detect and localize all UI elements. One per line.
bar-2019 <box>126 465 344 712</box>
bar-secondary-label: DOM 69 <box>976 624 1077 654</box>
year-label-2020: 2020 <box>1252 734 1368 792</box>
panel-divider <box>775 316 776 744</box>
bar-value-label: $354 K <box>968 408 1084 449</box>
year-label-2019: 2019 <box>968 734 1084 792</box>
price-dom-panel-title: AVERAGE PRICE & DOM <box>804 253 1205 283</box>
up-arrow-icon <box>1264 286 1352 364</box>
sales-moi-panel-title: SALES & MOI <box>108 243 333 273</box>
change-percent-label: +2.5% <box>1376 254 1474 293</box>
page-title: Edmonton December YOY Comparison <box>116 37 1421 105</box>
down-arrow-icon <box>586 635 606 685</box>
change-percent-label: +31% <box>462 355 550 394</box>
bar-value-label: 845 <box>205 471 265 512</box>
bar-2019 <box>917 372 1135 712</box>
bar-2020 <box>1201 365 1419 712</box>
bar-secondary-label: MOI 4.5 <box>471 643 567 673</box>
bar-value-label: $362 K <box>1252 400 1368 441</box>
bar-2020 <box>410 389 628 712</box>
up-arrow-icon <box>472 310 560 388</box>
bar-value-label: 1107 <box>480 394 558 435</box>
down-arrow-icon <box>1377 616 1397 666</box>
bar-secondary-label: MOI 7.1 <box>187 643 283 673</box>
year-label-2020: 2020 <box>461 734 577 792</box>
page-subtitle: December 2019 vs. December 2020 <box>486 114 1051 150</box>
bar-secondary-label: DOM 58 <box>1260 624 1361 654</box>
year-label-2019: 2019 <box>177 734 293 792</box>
---------------
*Stated goal*. Please copy every line of the records above word for word.

*The completed task*.
detect and localize all UI elements. One per line.
bar-2019 <box>126 465 344 712</box>
bar-secondary-label: DOM 69 <box>976 624 1077 654</box>
year-label-2020: 2020 <box>1252 734 1368 792</box>
panel-divider <box>775 316 776 744</box>
bar-value-label: $354 K <box>968 408 1084 449</box>
year-label-2019: 2019 <box>968 734 1084 792</box>
price-dom-panel-title: AVERAGE PRICE & DOM <box>804 253 1205 283</box>
up-arrow-icon <box>1264 286 1352 364</box>
sales-moi-panel-title: SALES & MOI <box>108 243 333 273</box>
change-percent-label: +2.5% <box>1376 254 1474 293</box>
page-title: Edmonton December YOY Comparison <box>116 37 1421 105</box>
down-arrow-icon <box>586 635 606 685</box>
change-percent-label: +31% <box>462 355 550 394</box>
bar-value-label: 845 <box>205 471 265 512</box>
bar-2019 <box>917 372 1135 712</box>
bar-2020 <box>1201 365 1419 712</box>
bar-secondary-label: MOI 4.5 <box>471 643 567 673</box>
bar-value-label: $362 K <box>1252 400 1368 441</box>
bar-2020 <box>410 389 628 712</box>
up-arrow-icon <box>472 310 560 388</box>
bar-value-label: 1107 <box>480 394 558 435</box>
down-arrow-icon <box>1377 616 1397 666</box>
bar-secondary-label: MOI 7.1 <box>187 643 283 673</box>
year-label-2020: 2020 <box>461 734 577 792</box>
page-subtitle: December 2019 vs. December 2020 <box>486 114 1051 150</box>
bar-secondary-label: DOM 58 <box>1260 624 1361 654</box>
year-label-2019: 2019 <box>177 734 293 792</box>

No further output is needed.